Problem: Reproduce the data without any change, from the line with "signup-link[interactable]: 회원가입 xyxy=(389,10,414,18)" up to and including the line with "pdf-tag[interactable]: PDF xyxy=(219,335,235,343)". Give only those lines.

Stored records:
* * *
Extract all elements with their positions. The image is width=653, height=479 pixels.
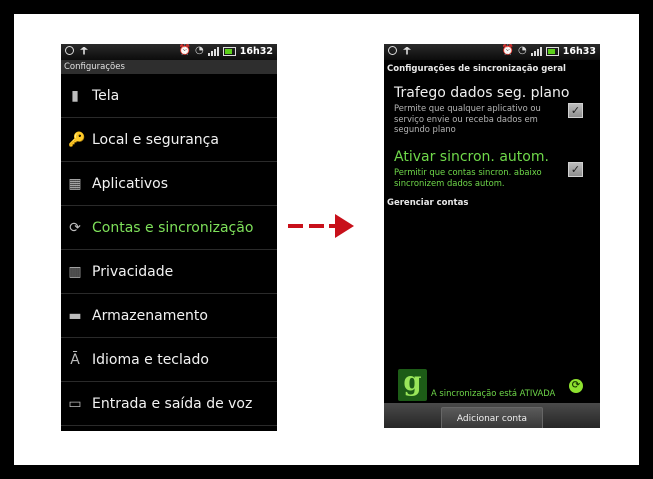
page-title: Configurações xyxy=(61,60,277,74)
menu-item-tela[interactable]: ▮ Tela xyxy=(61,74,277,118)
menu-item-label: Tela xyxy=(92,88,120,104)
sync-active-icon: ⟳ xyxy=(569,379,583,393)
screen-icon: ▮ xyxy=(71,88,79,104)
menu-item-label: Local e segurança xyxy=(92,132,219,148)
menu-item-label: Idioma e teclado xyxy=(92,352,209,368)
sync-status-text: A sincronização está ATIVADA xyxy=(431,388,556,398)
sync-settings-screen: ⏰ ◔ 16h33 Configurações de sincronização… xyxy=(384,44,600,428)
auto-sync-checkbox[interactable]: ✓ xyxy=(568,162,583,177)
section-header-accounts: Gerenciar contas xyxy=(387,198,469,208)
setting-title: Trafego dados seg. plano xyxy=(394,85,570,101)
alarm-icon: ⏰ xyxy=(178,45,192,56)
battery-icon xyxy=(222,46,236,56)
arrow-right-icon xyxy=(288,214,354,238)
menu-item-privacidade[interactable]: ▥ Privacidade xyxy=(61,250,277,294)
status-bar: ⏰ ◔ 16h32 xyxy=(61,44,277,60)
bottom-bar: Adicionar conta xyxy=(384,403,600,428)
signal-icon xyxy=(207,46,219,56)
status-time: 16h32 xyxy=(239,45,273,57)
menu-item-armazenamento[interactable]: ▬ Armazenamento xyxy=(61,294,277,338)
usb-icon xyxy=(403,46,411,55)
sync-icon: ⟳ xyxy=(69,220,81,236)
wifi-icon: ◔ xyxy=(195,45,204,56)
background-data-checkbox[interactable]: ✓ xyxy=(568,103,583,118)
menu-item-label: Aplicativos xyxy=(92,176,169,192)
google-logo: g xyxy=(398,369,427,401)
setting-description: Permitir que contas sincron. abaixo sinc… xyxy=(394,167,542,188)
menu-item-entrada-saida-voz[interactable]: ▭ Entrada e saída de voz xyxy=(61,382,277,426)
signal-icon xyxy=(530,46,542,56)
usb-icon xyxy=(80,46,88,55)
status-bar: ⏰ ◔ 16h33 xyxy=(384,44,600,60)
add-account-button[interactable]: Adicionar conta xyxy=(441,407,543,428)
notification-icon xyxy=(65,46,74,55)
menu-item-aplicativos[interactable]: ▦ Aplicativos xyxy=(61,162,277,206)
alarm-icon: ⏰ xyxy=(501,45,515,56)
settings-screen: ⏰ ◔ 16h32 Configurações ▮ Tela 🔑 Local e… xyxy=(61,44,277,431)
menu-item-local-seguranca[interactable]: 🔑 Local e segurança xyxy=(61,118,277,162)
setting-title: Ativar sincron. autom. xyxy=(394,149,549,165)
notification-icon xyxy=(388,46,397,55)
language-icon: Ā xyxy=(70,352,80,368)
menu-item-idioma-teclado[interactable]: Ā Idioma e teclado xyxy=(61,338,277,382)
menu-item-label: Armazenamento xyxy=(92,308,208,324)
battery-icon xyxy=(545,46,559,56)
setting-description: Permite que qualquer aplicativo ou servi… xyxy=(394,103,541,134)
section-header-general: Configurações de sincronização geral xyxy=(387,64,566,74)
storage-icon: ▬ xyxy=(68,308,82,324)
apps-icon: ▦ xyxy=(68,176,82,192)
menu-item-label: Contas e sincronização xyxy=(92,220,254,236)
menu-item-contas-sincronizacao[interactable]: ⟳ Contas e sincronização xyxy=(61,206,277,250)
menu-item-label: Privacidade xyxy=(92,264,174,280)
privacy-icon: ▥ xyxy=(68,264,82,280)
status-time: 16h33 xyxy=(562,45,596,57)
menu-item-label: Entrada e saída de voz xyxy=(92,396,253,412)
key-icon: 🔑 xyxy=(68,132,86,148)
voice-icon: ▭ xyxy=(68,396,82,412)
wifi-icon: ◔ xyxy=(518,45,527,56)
* * *
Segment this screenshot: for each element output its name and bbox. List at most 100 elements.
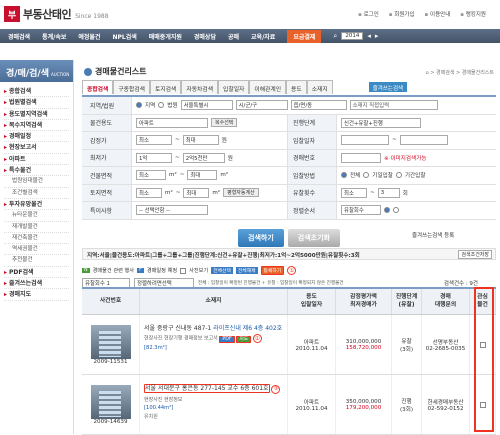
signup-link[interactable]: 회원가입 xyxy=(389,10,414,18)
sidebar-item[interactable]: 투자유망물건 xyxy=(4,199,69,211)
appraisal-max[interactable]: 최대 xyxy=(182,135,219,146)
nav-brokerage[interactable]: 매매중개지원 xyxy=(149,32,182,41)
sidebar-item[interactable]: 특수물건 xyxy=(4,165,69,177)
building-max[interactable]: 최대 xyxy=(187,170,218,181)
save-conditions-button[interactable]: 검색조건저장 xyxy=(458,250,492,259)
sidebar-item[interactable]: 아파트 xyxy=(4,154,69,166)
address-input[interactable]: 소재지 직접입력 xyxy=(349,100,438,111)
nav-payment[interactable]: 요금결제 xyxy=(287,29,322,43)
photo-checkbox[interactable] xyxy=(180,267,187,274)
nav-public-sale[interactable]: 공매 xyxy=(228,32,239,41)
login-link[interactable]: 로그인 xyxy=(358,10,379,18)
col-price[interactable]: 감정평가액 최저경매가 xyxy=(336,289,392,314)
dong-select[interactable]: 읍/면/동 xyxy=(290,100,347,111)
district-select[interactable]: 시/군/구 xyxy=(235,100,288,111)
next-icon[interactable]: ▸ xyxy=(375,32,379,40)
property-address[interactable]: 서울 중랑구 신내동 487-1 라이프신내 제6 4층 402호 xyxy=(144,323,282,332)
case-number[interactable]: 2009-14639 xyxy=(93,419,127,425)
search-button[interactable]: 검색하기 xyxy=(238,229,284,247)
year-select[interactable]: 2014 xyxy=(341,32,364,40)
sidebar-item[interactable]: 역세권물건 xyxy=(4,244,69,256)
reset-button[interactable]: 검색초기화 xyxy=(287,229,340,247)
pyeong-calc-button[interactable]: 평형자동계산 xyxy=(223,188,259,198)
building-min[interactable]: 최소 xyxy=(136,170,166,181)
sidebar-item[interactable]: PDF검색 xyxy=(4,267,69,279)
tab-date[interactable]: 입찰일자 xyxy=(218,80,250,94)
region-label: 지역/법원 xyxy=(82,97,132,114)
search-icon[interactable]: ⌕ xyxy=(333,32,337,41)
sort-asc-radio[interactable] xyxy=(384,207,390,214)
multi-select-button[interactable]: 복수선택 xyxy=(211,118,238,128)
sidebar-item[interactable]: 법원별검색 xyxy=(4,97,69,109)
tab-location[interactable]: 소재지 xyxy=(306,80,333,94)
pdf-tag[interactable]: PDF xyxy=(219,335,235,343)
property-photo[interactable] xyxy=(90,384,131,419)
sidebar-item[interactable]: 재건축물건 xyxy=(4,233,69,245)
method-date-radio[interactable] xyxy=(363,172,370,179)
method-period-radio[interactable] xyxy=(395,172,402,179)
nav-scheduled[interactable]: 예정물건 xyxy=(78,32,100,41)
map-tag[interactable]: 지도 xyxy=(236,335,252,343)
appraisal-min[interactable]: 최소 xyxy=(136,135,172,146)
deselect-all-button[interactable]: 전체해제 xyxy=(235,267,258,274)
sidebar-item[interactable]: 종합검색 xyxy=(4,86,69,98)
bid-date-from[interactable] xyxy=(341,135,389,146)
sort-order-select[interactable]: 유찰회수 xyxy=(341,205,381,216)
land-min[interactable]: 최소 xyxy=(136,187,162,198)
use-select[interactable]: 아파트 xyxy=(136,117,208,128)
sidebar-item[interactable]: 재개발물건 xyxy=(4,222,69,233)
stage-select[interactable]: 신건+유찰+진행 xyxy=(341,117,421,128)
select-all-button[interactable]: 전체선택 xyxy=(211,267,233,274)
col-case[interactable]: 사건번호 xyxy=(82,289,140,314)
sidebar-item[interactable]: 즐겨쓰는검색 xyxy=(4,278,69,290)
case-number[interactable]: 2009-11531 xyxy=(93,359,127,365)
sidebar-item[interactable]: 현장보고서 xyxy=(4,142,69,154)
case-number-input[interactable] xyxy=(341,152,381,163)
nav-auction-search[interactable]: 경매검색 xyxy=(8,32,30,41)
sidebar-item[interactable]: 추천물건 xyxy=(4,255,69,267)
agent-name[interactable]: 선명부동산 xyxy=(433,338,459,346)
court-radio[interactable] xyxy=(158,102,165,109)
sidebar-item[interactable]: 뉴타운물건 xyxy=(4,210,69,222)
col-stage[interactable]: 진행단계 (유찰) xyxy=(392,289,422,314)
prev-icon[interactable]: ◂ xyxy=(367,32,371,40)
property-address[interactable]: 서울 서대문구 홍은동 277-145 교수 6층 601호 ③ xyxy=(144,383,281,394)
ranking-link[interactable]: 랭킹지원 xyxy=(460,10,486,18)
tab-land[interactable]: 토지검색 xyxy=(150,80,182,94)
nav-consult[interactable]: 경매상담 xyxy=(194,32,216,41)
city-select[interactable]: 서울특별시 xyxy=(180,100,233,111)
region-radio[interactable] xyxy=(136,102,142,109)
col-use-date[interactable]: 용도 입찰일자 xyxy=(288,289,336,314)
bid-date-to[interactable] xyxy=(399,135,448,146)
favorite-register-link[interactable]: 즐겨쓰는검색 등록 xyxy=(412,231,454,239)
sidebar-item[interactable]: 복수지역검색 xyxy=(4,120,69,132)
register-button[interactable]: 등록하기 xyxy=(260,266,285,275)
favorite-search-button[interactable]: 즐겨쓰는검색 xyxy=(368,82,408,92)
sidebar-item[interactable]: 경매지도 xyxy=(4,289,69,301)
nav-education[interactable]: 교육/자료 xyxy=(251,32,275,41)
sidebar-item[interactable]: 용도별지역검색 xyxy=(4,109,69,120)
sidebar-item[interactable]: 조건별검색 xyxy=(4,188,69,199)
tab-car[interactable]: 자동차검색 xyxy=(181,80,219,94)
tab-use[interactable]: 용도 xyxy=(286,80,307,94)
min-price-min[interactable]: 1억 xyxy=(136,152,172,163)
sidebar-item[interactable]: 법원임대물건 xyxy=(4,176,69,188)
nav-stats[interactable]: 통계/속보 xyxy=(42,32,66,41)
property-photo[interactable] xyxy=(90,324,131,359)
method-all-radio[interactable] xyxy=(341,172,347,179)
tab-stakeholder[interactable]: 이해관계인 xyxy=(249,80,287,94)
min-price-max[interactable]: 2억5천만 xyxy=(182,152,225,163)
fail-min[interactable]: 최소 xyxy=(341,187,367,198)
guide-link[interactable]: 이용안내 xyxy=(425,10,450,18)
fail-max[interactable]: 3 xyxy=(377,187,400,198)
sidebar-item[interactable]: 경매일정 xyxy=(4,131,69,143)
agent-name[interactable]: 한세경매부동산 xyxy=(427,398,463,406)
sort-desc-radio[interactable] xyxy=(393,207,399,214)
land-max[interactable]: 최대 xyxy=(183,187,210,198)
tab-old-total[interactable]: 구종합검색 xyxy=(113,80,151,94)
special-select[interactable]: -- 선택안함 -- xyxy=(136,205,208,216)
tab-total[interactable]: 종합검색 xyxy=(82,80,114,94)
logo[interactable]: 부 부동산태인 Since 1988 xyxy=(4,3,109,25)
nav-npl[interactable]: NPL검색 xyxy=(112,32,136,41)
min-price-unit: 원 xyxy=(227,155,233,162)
* * *
The answer:
signup-link[interactable]: 회원가입 xyxy=(389,10,414,18)
sidebar-item[interactable]: 투자유망물건 xyxy=(4,199,69,211)
appraisal-max[interactable]: 최대 xyxy=(182,135,219,146)
nav-brokerage[interactable]: 매매중개지원 xyxy=(149,32,182,41)
sidebar-item[interactable]: 특수물건 xyxy=(4,165,69,177)
building-max[interactable]: 최대 xyxy=(187,170,218,181)
save-conditions-button[interactable]: 검색조건저장 xyxy=(458,250,492,259)
sidebar-item[interactable]: 아파트 xyxy=(4,154,69,166)
address-input[interactable]: 소재지 직접입력 xyxy=(349,100,438,111)
nav-payment[interactable]: 요금결제 xyxy=(287,29,322,43)
photo-checkbox[interactable] xyxy=(180,267,187,274)
nav-public-sale[interactable]: 공매 xyxy=(228,32,239,41)
login-link[interactable]: 로그인 xyxy=(358,10,379,18)
col-price[interactable]: 감정평가액 최저경매가 xyxy=(336,289,392,314)
dong-select[interactable]: 읍/면/동 xyxy=(290,100,347,111)
district-select[interactable]: 시/군/구 xyxy=(235,100,288,111)
next-icon[interactable]: ▸ xyxy=(375,32,379,40)
property-address[interactable]: 서울 중랑구 신내동 487-1 라이프신내 제6 4층 402호 xyxy=(144,323,282,332)
case-number[interactable]: 2009-14639 xyxy=(93,419,127,425)
search-button[interactable]: 검색하기 xyxy=(238,229,284,247)
year-select[interactable]: 2014 xyxy=(341,32,364,40)
sidebar-item[interactable]: 역세권물건 xyxy=(4,244,69,256)
reset-button[interactable]: 검색초기화 xyxy=(287,229,340,247)
pyeong-calc-button[interactable]: 평형자동계산 xyxy=(223,188,259,198)
building-min[interactable]: 최소 xyxy=(136,170,166,181)
sidebar-item[interactable]: PDF검색 xyxy=(4,267,69,279)
tab-date[interactable]: 입찰일자 xyxy=(218,80,250,94)
region-label: 지역/법원 xyxy=(82,97,132,114)
search-icon[interactable]: ⌕ xyxy=(333,32,337,41)
sort-asc-radio[interactable] xyxy=(384,207,390,214)
multi-select-button[interactable]: 복수선택 xyxy=(211,118,238,128)
sidebar-item[interactable]: 법원별검색 xyxy=(4,97,69,109)
tab-location[interactable]: 소재지 xyxy=(306,80,333,94)
pdf-tag[interactable]: PDF xyxy=(219,335,235,343)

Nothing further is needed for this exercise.